> **DATA RECORDS**:
----

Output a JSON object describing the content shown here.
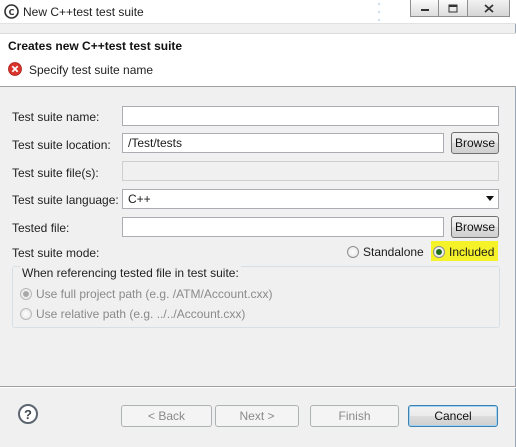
{
  "window": {
    "title": "New C++test test suite",
    "icons": [
      "app-icon",
      "minimize-icon",
      "maximize-icon",
      "close-icon"
    ]
  },
  "banner": {
    "title": "Creates new C++test test suite",
    "message": "Specify test suite name",
    "icon": "error-icon"
  },
  "form": {
    "name": {
      "label": "Test suite name:",
      "value": ""
    },
    "location": {
      "label": "Test suite location:",
      "value": "/Test/tests",
      "browse": "Browse"
    },
    "files": {
      "label": "Test suite file(s):",
      "value": ""
    },
    "language": {
      "label": "Test suite language:",
      "value": "C++"
    },
    "tested_file": {
      "label": "Tested file:",
      "value": "",
      "browse": "Browse"
    },
    "mode": {
      "label": "Test suite mode:",
      "options": [
        "Standalone",
        "Included"
      ],
      "selected": "Included"
    }
  },
  "referencing": {
    "label": "When referencing tested file in test suite:",
    "options": [
      "Use full project path (e.g. /ATM/Account.cxx)",
      "Use relative path (e.g. ../../Account.cxx)"
    ],
    "selected_index": 0
  },
  "footer": {
    "help": "?",
    "back": "< Back",
    "next": "Next >",
    "finish": "Finish",
    "cancel": "Cancel"
  },
  "colors": {
    "highlight": "#f6f22a",
    "error": "#d9342b",
    "selected_radio": "#1f6b1f"
  }
}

----

> **SET PROBLEM**: Without including any pictures, print each record exactly.

> **RESPONSE**:
Output a JSON object describing the content shown here.
{
  "window": {
    "title": "New C++test test suite",
    "icons": [
      "app-icon",
      "minimize-icon",
      "maximize-icon",
      "close-icon"
    ]
  },
  "banner": {
    "title": "Creates new C++test test suite",
    "message": "Specify test suite name",
    "icon": "error-icon"
  },
  "form": {
    "name": {
      "label": "Test suite name:",
      "value": ""
    },
    "location": {
      "label": "Test suite location:",
      "value": "/Test/tests",
      "browse": "Browse"
    },
    "files": {
      "label": "Test suite file(s):",
      "value": ""
    },
    "language": {
      "label": "Test suite language:",
      "value": "C++"
    },
    "tested_file": {
      "label": "Tested file:",
      "value": "",
      "browse": "Browse"
    },
    "mode": {
      "label": "Test suite mode:",
      "options": [
        "Standalone",
        "Included"
      ],
      "selected": "Included"
    }
  },
  "referencing": {
    "label": "When referencing tested file in test suite:",
    "options": [
      "Use full project path (e.g. /ATM/Account.cxx)",
      "Use relative path (e.g. ../../Account.cxx)"
    ],
    "selected_index": 0
  },
  "footer": {
    "help": "?",
    "back": "< Back",
    "next": "Next >",
    "finish": "Finish",
    "cancel": "Cancel"
  },
  "colors": {
    "highlight": "#f6f22a",
    "error": "#d9342b",
    "selected_radio": "#1f6b1f"
  }
}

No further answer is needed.